[start]

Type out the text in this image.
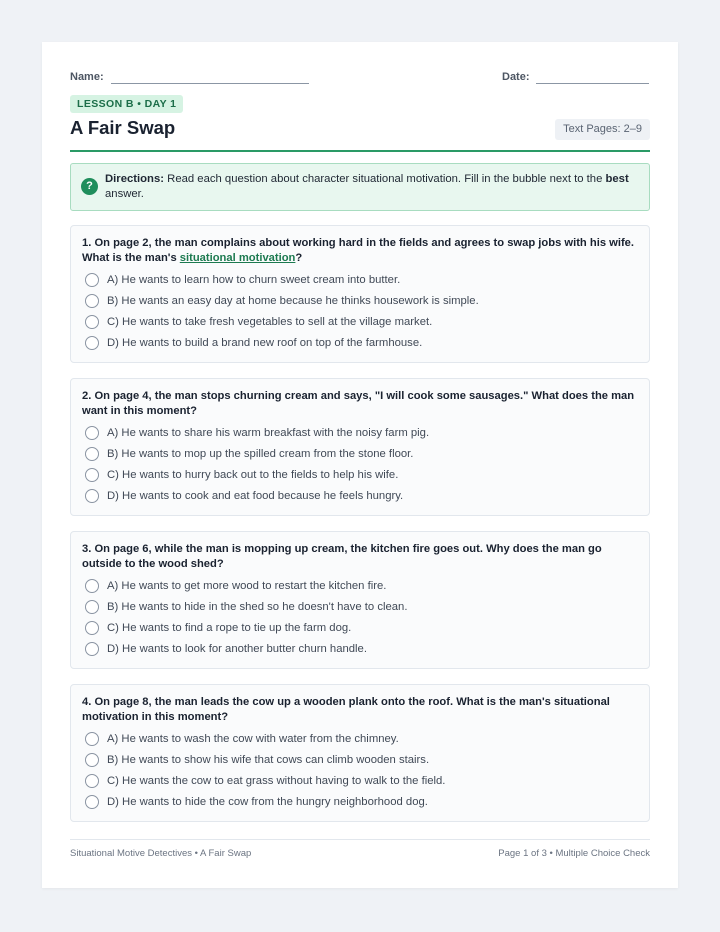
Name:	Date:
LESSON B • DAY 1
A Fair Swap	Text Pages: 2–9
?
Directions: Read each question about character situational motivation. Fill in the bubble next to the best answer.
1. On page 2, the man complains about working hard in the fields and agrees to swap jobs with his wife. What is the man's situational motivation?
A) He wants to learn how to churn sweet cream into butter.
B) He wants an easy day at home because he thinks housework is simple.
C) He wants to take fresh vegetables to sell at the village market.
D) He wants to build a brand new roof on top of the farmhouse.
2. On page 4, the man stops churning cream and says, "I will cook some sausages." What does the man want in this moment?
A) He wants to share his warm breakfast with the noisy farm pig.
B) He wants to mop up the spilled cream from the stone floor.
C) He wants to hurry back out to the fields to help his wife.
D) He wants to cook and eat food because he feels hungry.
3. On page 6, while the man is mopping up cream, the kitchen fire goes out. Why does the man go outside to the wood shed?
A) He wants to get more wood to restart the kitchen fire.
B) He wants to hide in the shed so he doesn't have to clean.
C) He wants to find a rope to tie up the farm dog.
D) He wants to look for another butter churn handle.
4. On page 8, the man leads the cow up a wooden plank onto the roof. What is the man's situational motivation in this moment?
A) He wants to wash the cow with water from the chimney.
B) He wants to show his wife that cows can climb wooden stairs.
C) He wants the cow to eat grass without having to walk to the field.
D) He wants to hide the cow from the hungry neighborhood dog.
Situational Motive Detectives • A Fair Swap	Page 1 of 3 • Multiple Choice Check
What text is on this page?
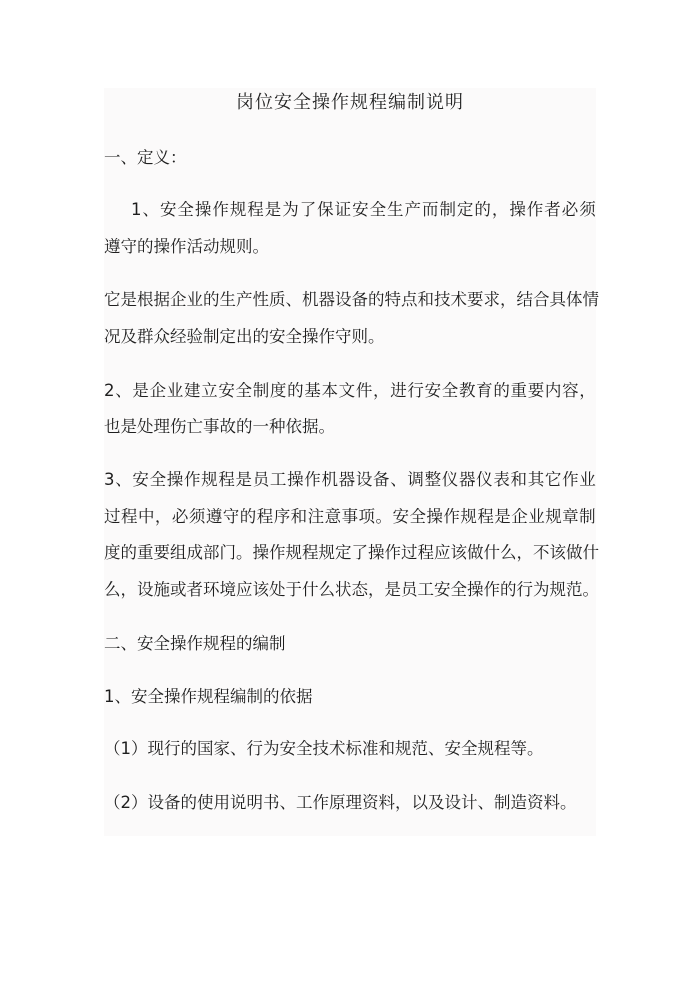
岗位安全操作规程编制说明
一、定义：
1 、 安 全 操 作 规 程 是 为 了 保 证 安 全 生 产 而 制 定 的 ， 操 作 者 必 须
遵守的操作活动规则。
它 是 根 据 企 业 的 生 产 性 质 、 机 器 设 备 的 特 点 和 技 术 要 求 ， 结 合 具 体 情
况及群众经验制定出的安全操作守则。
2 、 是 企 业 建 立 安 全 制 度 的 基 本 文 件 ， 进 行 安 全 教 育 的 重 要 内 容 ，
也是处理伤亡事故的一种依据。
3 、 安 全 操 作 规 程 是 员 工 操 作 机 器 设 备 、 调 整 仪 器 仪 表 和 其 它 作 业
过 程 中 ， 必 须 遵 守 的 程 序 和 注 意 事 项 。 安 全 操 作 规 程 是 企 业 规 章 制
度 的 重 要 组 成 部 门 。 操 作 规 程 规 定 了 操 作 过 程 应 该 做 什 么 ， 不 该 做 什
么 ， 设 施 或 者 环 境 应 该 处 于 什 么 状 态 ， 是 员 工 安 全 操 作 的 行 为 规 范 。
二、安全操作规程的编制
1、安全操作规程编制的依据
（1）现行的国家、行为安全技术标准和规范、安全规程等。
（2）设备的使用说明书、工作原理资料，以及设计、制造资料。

[end]

→ **What to do**:
Every line above that contains the word "from" should be reported.

→ **Task output**:
B) He wants to mop up the spilled cream from the stone floor.
A) He wants to wash the cow with water from the chimney.
D) He wants to hide the cow from the hungry neighborhood dog.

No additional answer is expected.